* **Challenge**
Pull every "Viedne" line out of the data below.

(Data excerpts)
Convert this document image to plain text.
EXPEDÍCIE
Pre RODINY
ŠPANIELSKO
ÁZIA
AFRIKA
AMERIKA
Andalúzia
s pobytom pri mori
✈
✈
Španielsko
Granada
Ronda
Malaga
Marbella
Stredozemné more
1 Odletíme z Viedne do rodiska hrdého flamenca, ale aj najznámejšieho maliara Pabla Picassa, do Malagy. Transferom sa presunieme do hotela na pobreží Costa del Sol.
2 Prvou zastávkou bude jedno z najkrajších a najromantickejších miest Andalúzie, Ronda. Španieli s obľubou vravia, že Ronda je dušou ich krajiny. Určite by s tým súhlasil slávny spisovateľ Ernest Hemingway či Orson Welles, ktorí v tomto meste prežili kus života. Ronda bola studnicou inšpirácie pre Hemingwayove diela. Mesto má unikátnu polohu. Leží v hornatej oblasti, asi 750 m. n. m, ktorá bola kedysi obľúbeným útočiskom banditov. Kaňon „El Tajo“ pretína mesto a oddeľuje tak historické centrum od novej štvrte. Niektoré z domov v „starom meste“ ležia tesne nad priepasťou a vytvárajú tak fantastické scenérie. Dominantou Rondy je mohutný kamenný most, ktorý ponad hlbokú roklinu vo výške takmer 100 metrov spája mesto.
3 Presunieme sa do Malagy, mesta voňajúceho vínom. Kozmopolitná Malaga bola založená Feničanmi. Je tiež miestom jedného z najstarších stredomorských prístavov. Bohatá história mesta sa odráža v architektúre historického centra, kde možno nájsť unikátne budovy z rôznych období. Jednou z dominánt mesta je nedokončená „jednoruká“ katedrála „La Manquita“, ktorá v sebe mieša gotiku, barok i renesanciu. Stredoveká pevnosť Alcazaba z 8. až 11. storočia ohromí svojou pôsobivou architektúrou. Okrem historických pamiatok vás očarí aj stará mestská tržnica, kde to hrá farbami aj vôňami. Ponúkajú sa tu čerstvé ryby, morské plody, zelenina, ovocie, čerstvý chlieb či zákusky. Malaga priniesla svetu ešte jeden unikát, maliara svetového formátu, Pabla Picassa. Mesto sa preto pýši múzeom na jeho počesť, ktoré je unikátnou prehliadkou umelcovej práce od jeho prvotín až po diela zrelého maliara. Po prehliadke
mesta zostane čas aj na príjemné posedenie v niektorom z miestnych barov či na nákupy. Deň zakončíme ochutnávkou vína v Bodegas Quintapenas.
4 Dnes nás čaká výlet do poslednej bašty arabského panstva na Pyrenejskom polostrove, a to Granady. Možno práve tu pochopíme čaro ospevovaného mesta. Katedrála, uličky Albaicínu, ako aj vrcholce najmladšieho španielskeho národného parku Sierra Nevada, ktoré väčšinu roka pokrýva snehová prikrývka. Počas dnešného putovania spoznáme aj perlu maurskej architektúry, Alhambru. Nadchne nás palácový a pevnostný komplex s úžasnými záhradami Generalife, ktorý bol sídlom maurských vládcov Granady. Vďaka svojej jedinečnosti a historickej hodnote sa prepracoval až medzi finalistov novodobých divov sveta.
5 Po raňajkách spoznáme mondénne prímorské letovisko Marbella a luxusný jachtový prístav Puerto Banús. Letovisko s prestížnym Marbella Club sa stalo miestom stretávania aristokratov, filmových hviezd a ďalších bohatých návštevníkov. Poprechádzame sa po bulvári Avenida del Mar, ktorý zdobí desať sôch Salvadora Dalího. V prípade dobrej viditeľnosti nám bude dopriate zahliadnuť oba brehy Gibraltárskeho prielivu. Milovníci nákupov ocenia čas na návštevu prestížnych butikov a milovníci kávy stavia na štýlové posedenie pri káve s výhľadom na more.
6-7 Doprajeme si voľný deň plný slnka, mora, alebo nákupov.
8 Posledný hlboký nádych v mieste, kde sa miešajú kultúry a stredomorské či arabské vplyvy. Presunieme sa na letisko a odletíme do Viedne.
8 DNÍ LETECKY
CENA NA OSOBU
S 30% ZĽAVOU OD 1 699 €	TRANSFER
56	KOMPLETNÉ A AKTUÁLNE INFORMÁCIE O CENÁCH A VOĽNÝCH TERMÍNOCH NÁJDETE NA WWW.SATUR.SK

* **The answer**
1 Odletíme z Viedne do rodiska hrdého flamenca, ale aj najznámejšieho maliara Pabla Picassa, do Malagy. Transferom sa presunieme do hotela na pobreží Costa del Sol.
8 Posledný hlboký nádych v mieste, kde sa miešajú kultúry a stredomorské či arabské vplyvy. Presunieme sa na letisko a odletíme do Viedne.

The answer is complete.